## DATA SUPPLIED
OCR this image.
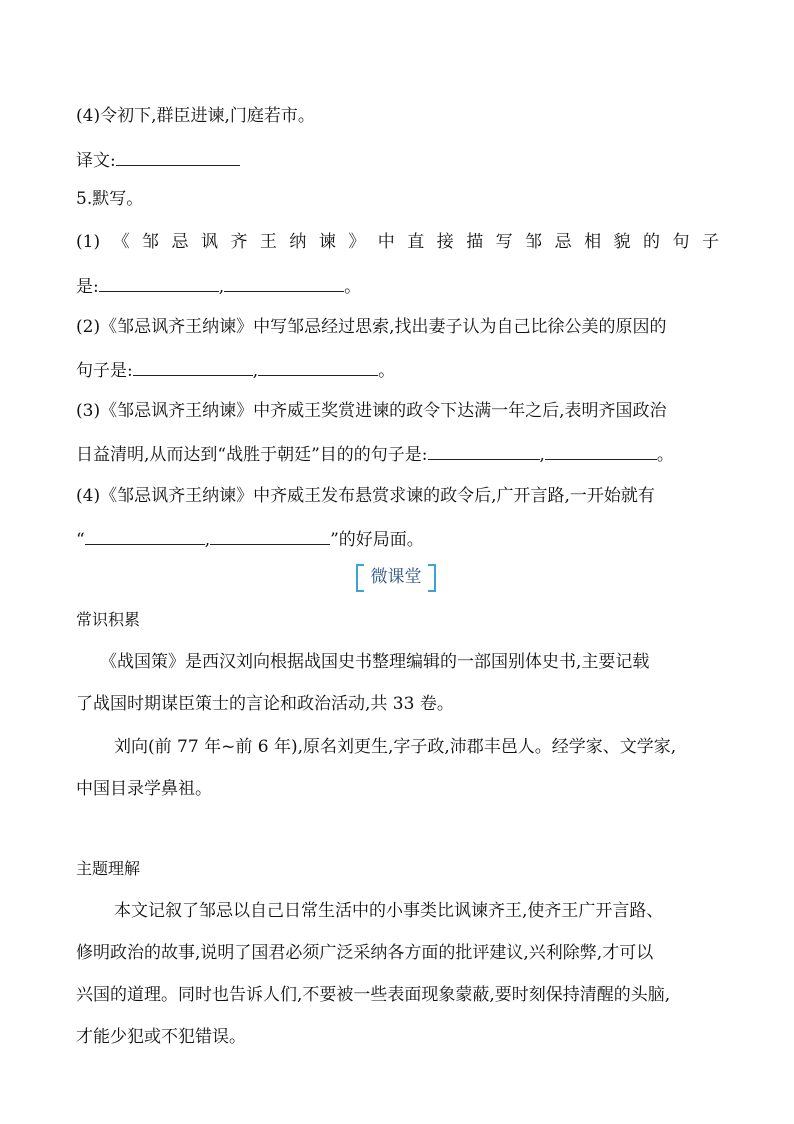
(4)令初下,群臣进谏,门庭若市。
译文:
5.默写。
(1) 《 邹 忌 讽 齐 王 纳 谏 》 中 直 接 描 写 邹 忌 相 貌 的 句 子
是:	,	。
(2)《邹忌讽齐王纳谏》中写邹忌经过思索,找出妻子认为自己比徐公美的原因的
句子是:	,	。
(3)《邹忌讽齐王纳谏》中齐威王奖赏进谏的政令下达满一年之后,表明齐国政治
日益清明,从而达到“战胜于朝廷”目的的句子是:	,	。
(4)《邹忌讽齐王纳谏》中齐威王发布悬赏求谏的政令后,广开言路,一开始就有
“	,	”的好局面。
微课堂
常识积累
《战国策》是西汉刘向根据战国史书整理编辑的一部国别体史书,主要记载
了战国时期谋臣策士的言论和政治活动,共 33 卷。
刘向(前 77 年~前 6 年),原名刘更生,字子政,沛郡丰邑人。经学家、文学家,
中国目录学鼻祖。
主题理解
本文记叙了邹忌以自己日常生活中的小事类比讽谏齐王,使齐王广开言路、
修明政治的故事,说明了国君必须广泛采纳各方面的批评建议,兴利除弊,才可以
兴国的道理。同时也告诉人们,不要被一些表面现象蒙蔽,要时刻保持清醒的头脑,
才能少犯或不犯错误。
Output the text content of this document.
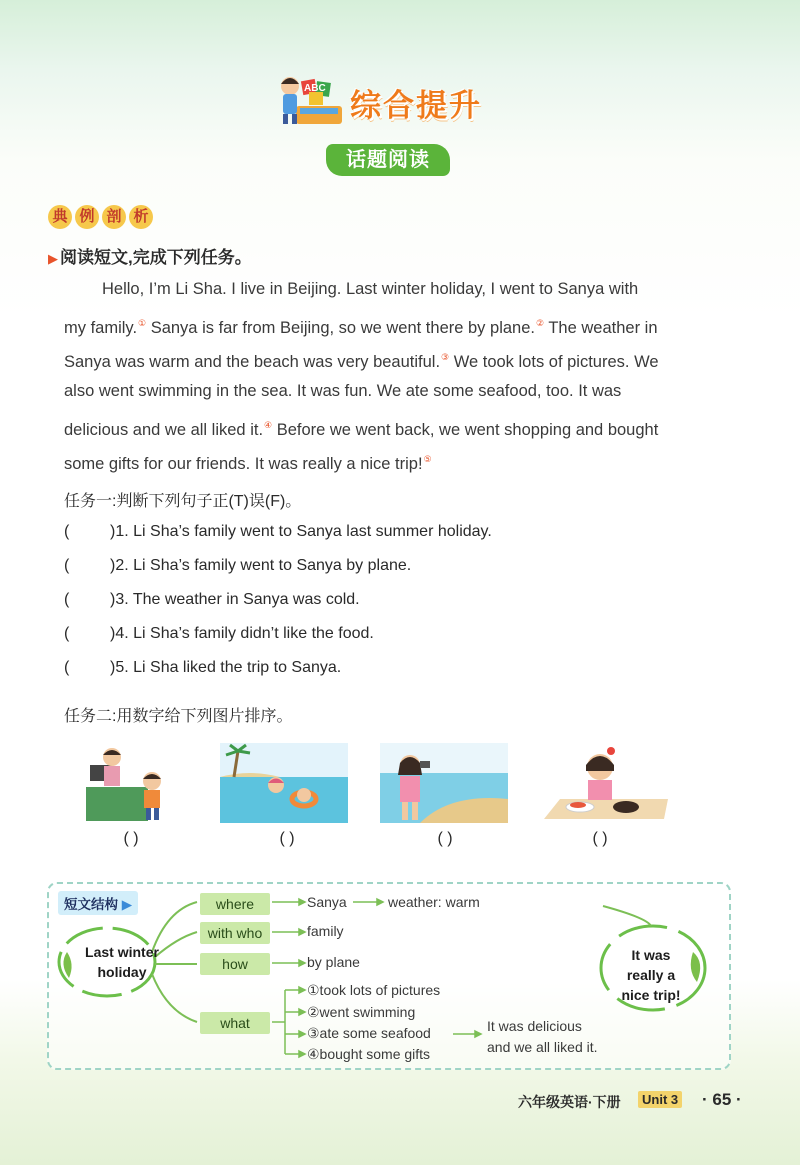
ABC 综合提升
话题阅读
典 例 剖 析
▶ 阅读短文,完成下列任务。
Hello, I’m Li Sha. I live in Beijing. Last winter holiday, I went to Sanya with
my family.① Sanya is far from Beijing, so we went there by plane.② The weather in
Sanya was warm and the beach was very beautiful.③ We took lots of pictures. We
also went swimming in the sea. It was fun. We ate some seafood, too. It was
delicious and we all liked it.④ Before we went back, we went shopping and bought
some gifts for our friends. It was really a nice trip!⑤
任务一:判断下列句子正(T)误(F)。
(	)1. Li Sha’s family went to Sanya last summer holiday.
(	)2. Li Sha’s family went to Sanya by plane.
(	)3. The weather in Sanya was cold.
(	)4. Li Sha’s family didn’t like the food.
(	)5. Li Sha liked the trip to Sanya.
任务二:用数字给下列图片排序。
( )	( )	( )	( )
短文结构 ▶
Last winter
holiday
It was
really a
nice trip!
where
with who
how
what
Sanya	weather: warm
family
by plane
①took lots of pictures
②went swimming
③ate some seafood
④bought some gifts
It was delicious
and we all liked it.
六年级英语·下册	Unit 3 · 65 ·
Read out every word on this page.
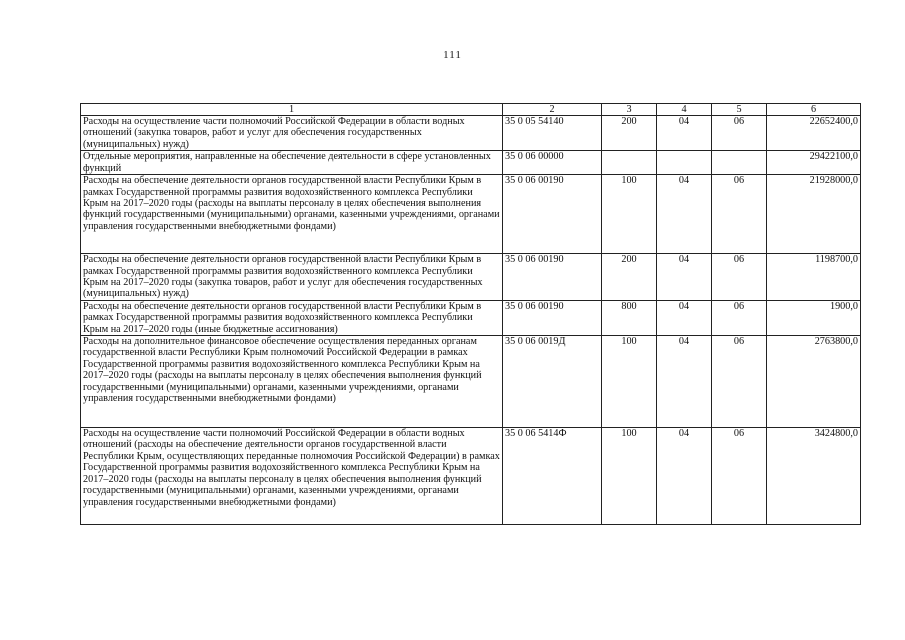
111
1	2	3	4	5	6
Расходы на осуществление части полномочий Российской Федерации в области водных отношений (закупка товаров, работ и услуг для обеспечения государственных (муниципальных) нужд)	35 0 05 54140	200	04	06	22652400,0
Отдельные мероприятия, направленные на обеспечение деятельности в сфере установленных функций	35 0 06 00000				29422100,0
Расходы на обеспечение деятельности органов государственной власти Республики Крым в рамках Государственной программы развития водохозяйственного комплекса Республики Крым на 2017–2020 годы (расходы на выплаты персоналу в целях обеспечения выполнения функций государственными (муниципальными) органами, казенными учреждениями, органами управления государственными внебюджетными фондами)	35 0 06 00190	100	04	06	21928000,0
Расходы на обеспечение деятельности органов государственной власти Республики Крым в рамках Государственной программы развития водохозяйственного комплекса Республики Крым на 2017–2020 годы (закупка товаров, работ и услуг для обеспечения государственных (муниципальных) нужд)	35 0 06 00190	200	04	06	1198700,0
Расходы на обеспечение деятельности органов государственной власти Республики Крым в рамках Государственной программы развития водохозяйственного комплекса Республики Крым на 2017–2020 годы (иные бюджетные ассигнования)	35 0 06 00190	800	04	06	1900,0
Расходы на дополнительное финансовое обеспечение осуществления переданных органам государственной власти Республики Крым полномочий Российской Федерации в рамках Государственной программы развития водохозяйственного комплекса Республики Крым на 2017–2020 годы (расходы на выплаты персоналу в целях обеспечения выполнения функций государственными (муниципальными) органами, казенными учреждениями, органами управления государственными внебюджетными фондами)	35 0 06 0019Д	100	04	06	2763800,0
Расходы на осуществление части полномочий Российской Федерации в области водных отношений (расходы на обеспечение деятельности органов государственной власти Республики Крым, осуществляющих переданные полномочия Российской Федерации) в рамках Государственной программы развития водохозяйственного комплекса Республики Крым на 2017–2020 годы (расходы на выплаты персоналу в целях обеспечения выполнения функций государственными (муниципальными) органами, казенными учреждениями, органами управления государственными внебюджетными фондами)	35 0 06 5414Ф	100	04	06	3424800,0
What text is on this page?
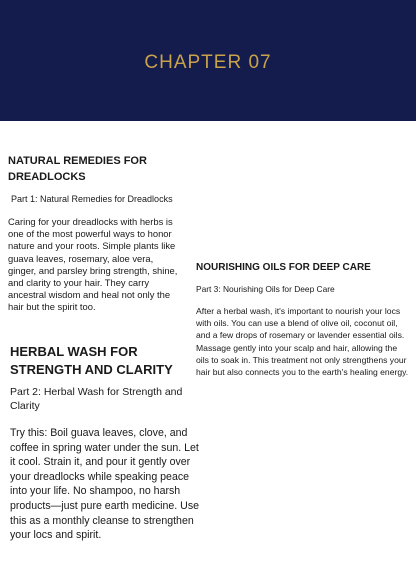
CHAPTER 07
NATURAL REMEDIES FOR DREADLOCKS
Part 1: Natural Remedies for Dreadlocks
Caring for your dreadlocks with herbs is one of the most powerful ways to honor nature and your roots. Simple plants like guava leaves, rosemary, aloe vera, ginger, and parsley bring strength, shine, and clarity to your hair. They carry ancestral wisdom and heal not only the hair but the spirit too.
NOURISHING OILS FOR DEEP CARE
Part 3: Nourishing Oils for Deep Care
After a herbal wash, it's important to nourish your locs with oils. You can use a blend of olive oil, coconut oil, and a few drops of rosemary or lavender essential oils. Massage gently into your scalp and hair, allowing the oils to soak in. This treatment not only strengthens your hair but also connects you to the earth's healing energy.
HERBAL WASH FOR STRENGTH AND CLARITY
Part 2: Herbal Wash for Strength and Clarity
Try this: Boil guava leaves, clove, and coffee in spring water under the sun. Let it cool. Strain it, and pour it gently over your dreadlocks while speaking peace into your life. No shampoo, no harsh products—just pure earth medicine. Use this as a monthly cleanse to strengthen your locs and spirit.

## WHAT YOU SHOULD DO
Give every line back word for word and leave the pictures out.

## SOLUTION TO THIS PROBLEM
OCR this image.
(4)令初下,群臣进谏,门庭若市。
译文:
5.默写。
(1) 《 邹 忌 讽 齐 王 纳 谏 》 中 直 接 描 写 邹 忌 相 貌 的 句 子
是:	,	。
(2)《邹忌讽齐王纳谏》中写邹忌经过思索,找出妻子认为自己比徐公美的原因的
句子是:	,	。
(3)《邹忌讽齐王纳谏》中齐威王奖赏进谏的政令下达满一年之后,表明齐国政治
日益清明,从而达到“战胜于朝廷”目的的句子是:	,	。
(4)《邹忌讽齐王纳谏》中齐威王发布悬赏求谏的政令后,广开言路,一开始就有
“	,	”的好局面。
微课堂
常识积累
《战国策》是西汉刘向根据战国史书整理编辑的一部国别体史书,主要记载
了战国时期谋臣策士的言论和政治活动,共 33 卷。
刘向(前 77 年~前 6 年),原名刘更生,字子政,沛郡丰邑人。经学家、文学家,
中国目录学鼻祖。
主题理解
本文记叙了邹忌以自己日常生活中的小事类比讽谏齐王,使齐王广开言路、
修明政治的故事,说明了国君必须广泛采纳各方面的批评建议,兴利除弊,才可以
兴国的道理。同时也告诉人们,不要被一些表面现象蒙蔽,要时刻保持清醒的头脑,
才能少犯或不犯错误。
Output the text content of this document.
ABC 综合提升
话题阅读
典 例 剖 析
▶ 阅读短文,完成下列任务。
Hello, I’m Li Sha. I live in Beijing. Last winter holiday, I went to Sanya with
my family.① Sanya is far from Beijing, so we went there by plane.② The weather in
Sanya was warm and the beach was very beautiful.③ We took lots of pictures. We
also went swimming in the sea. It was fun. We ate some seafood, too. It was
delicious and we all liked it.④ Before we went back, we went shopping and bought
some gifts for our friends. It was really a nice trip!⑤
任务一:判断下列句子正(T)误(F)。
(	)1. Li Sha’s family went to Sanya last summer holiday.
(	)2. Li Sha’s family went to Sanya by plane.
(	)3. The weather in Sanya was cold.
(	)4. Li Sha’s family didn’t like the food.
(	)5. Li Sha liked the trip to Sanya.
任务二:用数字给下列图片排序。
( )	( )	( )	( )
短文结构 ▶
Last winter
holiday
It was
really a
nice trip!
where
with who
how
what
Sanya	weather: warm
family
by plane
①took lots of pictures
②went swimming
③ate some seafood
④bought some gifts
It was delicious
and we all liked it.
六年级英语·下册	Unit 3 · 65 ·
Read out every word on this page.
111
1	2	3	4	5	6
Расходы на осуществление части полномочий Российской Федерации в области водных отношений (закупка товаров, работ и услуг для обеспечения государственных (муниципальных) нужд)	35 0 05 54140	200	04	06	22652400,0
Отдельные мероприятия, направленные на обеспечение деятельности в сфере установленных функций	35 0 06 00000				29422100,0
Расходы на обеспечение деятельности органов государственной власти Республики Крым в рамках Государственной программы развития водохозяйственного комплекса Республики Крым на 2017–2020 годы (расходы на выплаты персоналу в целях обеспечения выполнения функций государственными (муниципальными) органами, казенными учреждениями, органами управления государственными внебюджетными фондами)	35 0 06 00190	100	04	06	21928000,0
Расходы на обеспечение деятельности органов государственной власти Республики Крым в рамках Государственной программы развития водохозяйственного комплекса Республики Крым на 2017–2020 годы (закупка товаров, работ и услуг для обеспечения государственных (муниципальных) нужд)	35 0 06 00190	200	04	06	1198700,0
Расходы на обеспечение деятельности органов государственной власти Республики Крым в рамках Государственной программы развития водохозяйственного комплекса Республики Крым на 2017–2020 годы (иные бюджетные ассигнования)	35 0 06 00190	800	04	06	1900,0
Расходы на дополнительное финансовое обеспечение осуществления переданных органам государственной власти Республики Крым полномочий Российской Федерации в рамках Государственной программы развития водохозяйственного комплекса Республики Крым на 2017–2020 годы (расходы на выплаты персоналу в целях обеспечения выполнения функций государственными (муниципальными) органами, казенными учреждениями, органами управления государственными внебюджетными фондами)	35 0 06 0019Д	100	04	06	2763800,0
Расходы на осуществление части полномочий Российской Федерации в области водных отношений (расходы на обеспечение деятельности органов государственной власти Республики Крым, осуществляющих переданные полномочия Российской Федерации) в рамках Государственной программы развития водохозяйственного комплекса Республики Крым на 2017–2020 годы (расходы на выплаты персоналу в целях обеспечения выполнения функций государственными (муниципальными) органами, казенными учреждениями, органами управления государственными внебюджетными фондами)	35 0 06 5414Ф	100	04	06	3424800,0
What text is on this page?
CHAPTER 07
NATURAL REMEDIES FOR DREADLOCKS
Part 1: Natural Remedies for Dreadlocks
Caring for your dreadlocks with herbs is one of the most powerful ways to honor nature and your roots. Simple plants like guava leaves, rosemary, aloe vera, ginger, and parsley bring strength, shine, and clarity to your hair. They carry ancestral wisdom and heal not only the hair but the spirit too.
NOURISHING OILS FOR DEEP CARE
Part 3: Nourishing Oils for Deep Care
After a herbal wash, it's important to nourish your locs with oils. You can use a blend of olive oil, coconut oil, and a few drops of rosemary or lavender essential oils. Massage gently into your scalp and hair, allowing the oils to soak in. This treatment not only strengthens your hair but also connects you to the earth's healing energy.
HERBAL WASH FOR STRENGTH AND CLARITY
Part 2: Herbal Wash for Strength and Clarity
Try this: Boil guava leaves, clove, and coffee in spring water under the sun. Let it cool. Strain it, and pour it gently over your dreadlocks while speaking peace into your life. No shampoo, no harsh products—just pure earth medicine. Use this as a monthly cleanse to strengthen your locs and spirit.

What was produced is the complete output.